YOUR INSTRUCTIONS: Select and copy out every line in the records containing "Автоматическая".

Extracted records
——

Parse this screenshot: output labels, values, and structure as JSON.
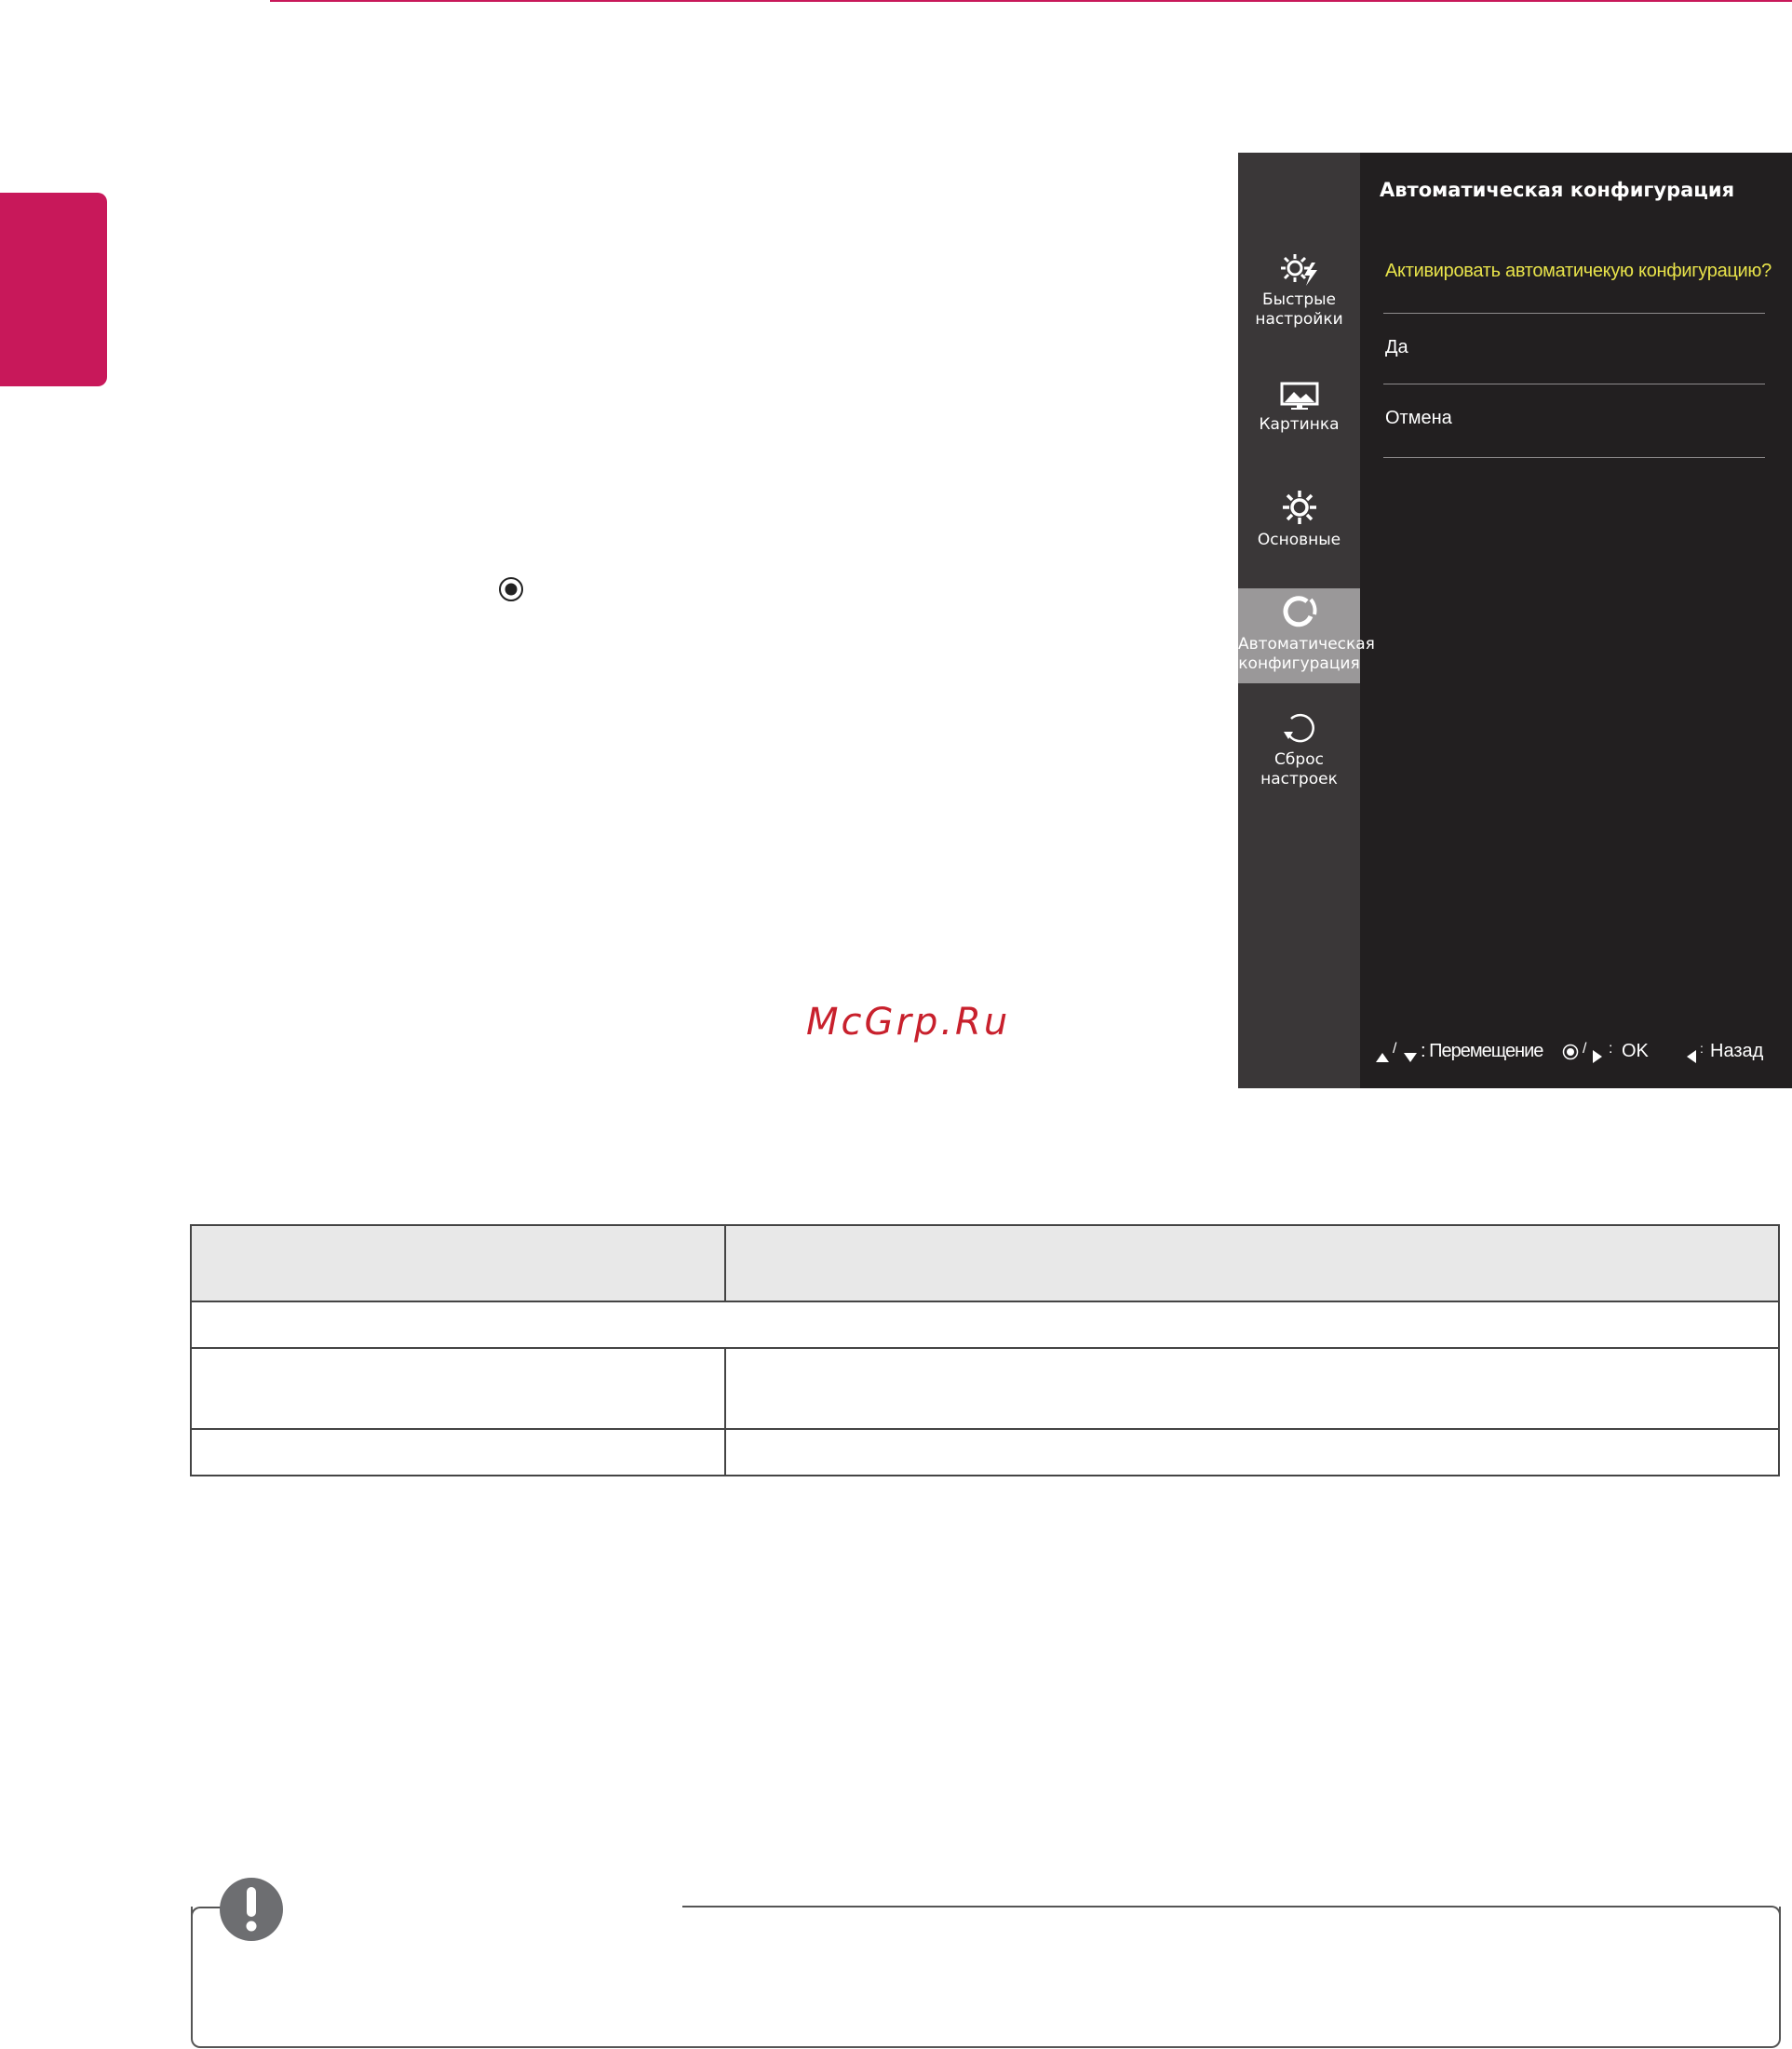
{
  "osd": {
    "title": "Автоматическая конфигурация",
    "question": "Активировать автоматичекую конфигурацию?",
    "options": [
      "Да",
      "Отмена"
    ],
    "sidebar": {
      "quick_line1": "Быстрые",
      "quick_line2": "настройки",
      "picture": "Картинка",
      "general": "Основные",
      "auto_line1": "Автоматическая",
      "auto_line2": "конфигурация",
      "reset_line1": "Сброс",
      "reset_line2": "настроек"
    },
    "footer": {
      "move": ": Перемещение",
      "ok": "OK",
      "back": "Назад"
    }
  },
  "watermark": "McGrp.Ru",
  "colors": {
    "accent": "#c8185a",
    "osd_background": "#221f20",
    "osd_sidebar": "#3a3738",
    "osd_highlight": "#e8e34a"
  }
}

——

EXERCISE ANSWER:
    "title": "Автоматическая конфигурация",
      "auto_line1": "Автоматическая",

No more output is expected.